Task goal.
Give back the records below exactly, every one, with no pictures.

Exercise material.
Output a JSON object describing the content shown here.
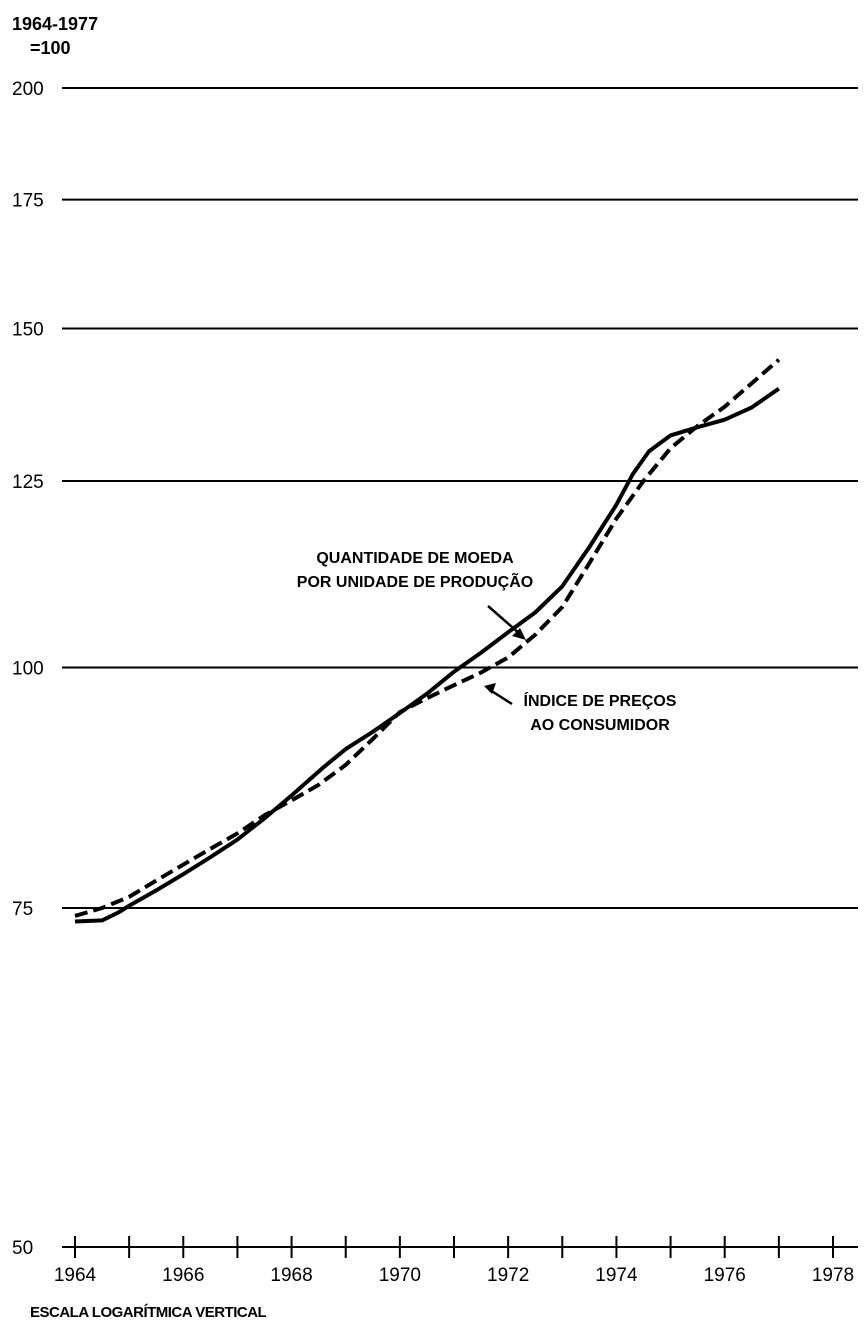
{
  "chart_data": {
    "type": "line",
    "title": "",
    "ylabel": "1964-1977\n=100",
    "ylabel_lines": [
      "1964-1977",
      "=100"
    ],
    "xlabel": "",
    "yscale": "log",
    "ylim": [
      50,
      200
    ],
    "xlim": [
      1964,
      1978
    ],
    "y_ticks": [
      200,
      175,
      150,
      125,
      100,
      75,
      50
    ],
    "x_ticks": [
      1964,
      1966,
      1968,
      1970,
      1972,
      1974,
      1976,
      1978
    ],
    "grid": "horizontal",
    "footnote": "ESCALA LOGARÍTMICA VERTICAL",
    "series": [
      {
        "name": "QUANTIDADE DE MOEDA POR UNIDADE DE PRODUÇÃO",
        "label_lines": [
          "QUANTIDADE DE MOEDA",
          "POR UNIDADE DE PRODUÇÃO"
        ],
        "style": "solid",
        "x": [
          1964.0,
          1964.5,
          1964.8,
          1965.0,
          1965.5,
          1966.0,
          1966.5,
          1967.0,
          1967.5,
          1968.0,
          1968.3,
          1968.6,
          1969.0,
          1969.5,
          1970.0,
          1970.5,
          1971.0,
          1971.5,
          1972.0,
          1972.5,
          1973.0,
          1973.5,
          1974.0,
          1974.3,
          1974.6,
          1975.0,
          1975.5,
          1976.0,
          1976.5,
          1977.0
        ],
        "y": [
          73.8,
          73.9,
          74.6,
          75.2,
          76.6,
          78.1,
          79.7,
          81.4,
          83.5,
          85.8,
          87.3,
          88.8,
          90.7,
          92.6,
          94.7,
          96.9,
          99.5,
          101.8,
          104.3,
          106.8,
          110.2,
          115.5,
          121.5,
          126.0,
          129.5,
          132.0,
          133.3,
          134.5,
          136.5,
          139.6
        ]
      },
      {
        "name": "ÍNDICE DE PREÇOS AO CONSUMIDOR",
        "label_lines": [
          "ÍNDICE DE PREÇOS",
          "AO CONSUMIDOR"
        ],
        "style": "dashed",
        "x": [
          1964.0,
          1964.5,
          1965.0,
          1965.5,
          1966.0,
          1966.5,
          1967.0,
          1967.5,
          1968.0,
          1968.5,
          1969.0,
          1969.5,
          1970.0,
          1970.5,
          1971.0,
          1971.5,
          1972.0,
          1972.5,
          1973.0,
          1973.5,
          1974.0,
          1974.5,
          1975.0,
          1975.5,
          1976.0,
          1976.5,
          1977.0
        ],
        "y": [
          74.3,
          75.0,
          76.0,
          77.5,
          79.0,
          80.5,
          82.0,
          83.8,
          85.3,
          86.9,
          89.0,
          91.8,
          94.8,
          96.4,
          97.9,
          99.4,
          101.2,
          104.0,
          107.5,
          113.3,
          119.5,
          125.0,
          130.0,
          133.5,
          136.6,
          140.5,
          144.5
        ]
      }
    ]
  }
}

Problem solution.
Output a JSON object describing the content shown here.
{
  "chart_data": {
    "type": "line",
    "title": "",
    "ylabel": "1964-1977\n=100",
    "ylabel_lines": [
      "1964-1977",
      "=100"
    ],
    "xlabel": "",
    "yscale": "log",
    "ylim": [
      50,
      200
    ],
    "xlim": [
      1964,
      1978
    ],
    "y_ticks": [
      200,
      175,
      150,
      125,
      100,
      75,
      50
    ],
    "x_ticks": [
      1964,
      1966,
      1968,
      1970,
      1972,
      1974,
      1976,
      1978
    ],
    "grid": "horizontal",
    "footnote": "ESCALA LOGARÍTMICA VERTICAL",
    "series": [
      {
        "name": "QUANTIDADE DE MOEDA POR UNIDADE DE PRODUÇÃO",
        "label_lines": [
          "QUANTIDADE DE MOEDA",
          "POR UNIDADE DE PRODUÇÃO"
        ],
        "style": "solid",
        "x": [
          1964.0,
          1964.5,
          1964.8,
          1965.0,
          1965.5,
          1966.0,
          1966.5,
          1967.0,
          1967.5,
          1968.0,
          1968.3,
          1968.6,
          1969.0,
          1969.5,
          1970.0,
          1970.5,
          1971.0,
          1971.5,
          1972.0,
          1972.5,
          1973.0,
          1973.5,
          1974.0,
          1974.3,
          1974.6,
          1975.0,
          1975.5,
          1976.0,
          1976.5,
          1977.0
        ],
        "y": [
          73.8,
          73.9,
          74.6,
          75.2,
          76.6,
          78.1,
          79.7,
          81.4,
          83.5,
          85.8,
          87.3,
          88.8,
          90.7,
          92.6,
          94.7,
          96.9,
          99.5,
          101.8,
          104.3,
          106.8,
          110.2,
          115.5,
          121.5,
          126.0,
          129.5,
          132.0,
          133.3,
          134.5,
          136.5,
          139.6
        ]
      },
      {
        "name": "ÍNDICE DE PREÇOS AO CONSUMIDOR",
        "label_lines": [
          "ÍNDICE DE PREÇOS",
          "AO CONSUMIDOR"
        ],
        "style": "dashed",
        "x": [
          1964.0,
          1964.5,
          1965.0,
          1965.5,
          1966.0,
          1966.5,
          1967.0,
          1967.5,
          1968.0,
          1968.5,
          1969.0,
          1969.5,
          1970.0,
          1970.5,
          1971.0,
          1971.5,
          1972.0,
          1972.5,
          1973.0,
          1973.5,
          1974.0,
          1974.5,
          1975.0,
          1975.5,
          1976.0,
          1976.5,
          1977.0
        ],
        "y": [
          74.3,
          75.0,
          76.0,
          77.5,
          79.0,
          80.5,
          82.0,
          83.8,
          85.3,
          86.9,
          89.0,
          91.8,
          94.8,
          96.4,
          97.9,
          99.4,
          101.2,
          104.0,
          107.5,
          113.3,
          119.5,
          125.0,
          130.0,
          133.5,
          136.6,
          140.5,
          144.5
        ]
      }
    ]
  }
}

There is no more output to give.